Start DATA EXTRACT

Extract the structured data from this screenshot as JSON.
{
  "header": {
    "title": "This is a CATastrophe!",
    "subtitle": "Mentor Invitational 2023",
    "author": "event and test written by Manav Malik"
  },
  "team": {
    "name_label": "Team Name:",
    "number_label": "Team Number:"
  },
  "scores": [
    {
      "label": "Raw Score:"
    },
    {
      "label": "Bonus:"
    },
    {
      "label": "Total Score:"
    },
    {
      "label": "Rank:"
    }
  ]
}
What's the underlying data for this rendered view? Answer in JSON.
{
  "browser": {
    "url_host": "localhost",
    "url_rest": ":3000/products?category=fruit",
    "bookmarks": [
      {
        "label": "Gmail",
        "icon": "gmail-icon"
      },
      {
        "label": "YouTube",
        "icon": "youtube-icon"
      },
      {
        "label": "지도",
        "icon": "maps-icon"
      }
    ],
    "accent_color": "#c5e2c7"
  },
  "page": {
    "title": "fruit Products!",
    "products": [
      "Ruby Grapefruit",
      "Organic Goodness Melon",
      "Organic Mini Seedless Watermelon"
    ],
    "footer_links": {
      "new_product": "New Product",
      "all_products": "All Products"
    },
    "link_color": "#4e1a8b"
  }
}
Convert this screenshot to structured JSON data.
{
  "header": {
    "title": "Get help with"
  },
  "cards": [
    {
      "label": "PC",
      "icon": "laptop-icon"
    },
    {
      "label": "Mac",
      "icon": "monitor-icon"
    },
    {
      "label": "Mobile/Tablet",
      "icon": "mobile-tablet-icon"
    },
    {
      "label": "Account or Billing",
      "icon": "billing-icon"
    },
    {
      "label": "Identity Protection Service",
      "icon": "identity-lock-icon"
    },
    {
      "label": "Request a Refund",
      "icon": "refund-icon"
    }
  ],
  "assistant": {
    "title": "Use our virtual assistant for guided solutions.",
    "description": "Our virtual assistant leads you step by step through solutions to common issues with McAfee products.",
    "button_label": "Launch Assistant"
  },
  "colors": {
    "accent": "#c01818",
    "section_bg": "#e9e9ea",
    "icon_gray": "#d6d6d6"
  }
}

End DATA EXTRACT

_SET TASK_:
Give back, exactly as written, the lines from the one with "Convert this screenshot" to the last line.

_ANSWER_:
Convert this screenshot to structured JSON data.
{
  "header": {
    "title": "Get help with"
  },
  "cards": [
    {
      "label": "PC",
      "icon": "laptop-icon"
    },
    {
      "label": "Mac",
      "icon": "monitor-icon"
    },
    {
      "label": "Mobile/Tablet",
      "icon": "mobile-tablet-icon"
    },
    {
      "label": "Account or Billing",
      "icon": "billing-icon"
    },
    {
      "label": "Identity Protection Service",
      "icon": "identity-lock-icon"
    },
    {
      "label": "Request a Refund",
      "icon": "refund-icon"
    }
  ],
  "assistant": {
    "title": "Use our virtual assistant for guided solutions.",
    "description": "Our virtual assistant leads you step by step through solutions to common issues with McAfee products.",
    "button_label": "Launch Assistant"
  },
  "colors": {
    "accent": "#c01818",
    "section_bg": "#e9e9ea",
    "icon_gray": "#d6d6d6"
  }
}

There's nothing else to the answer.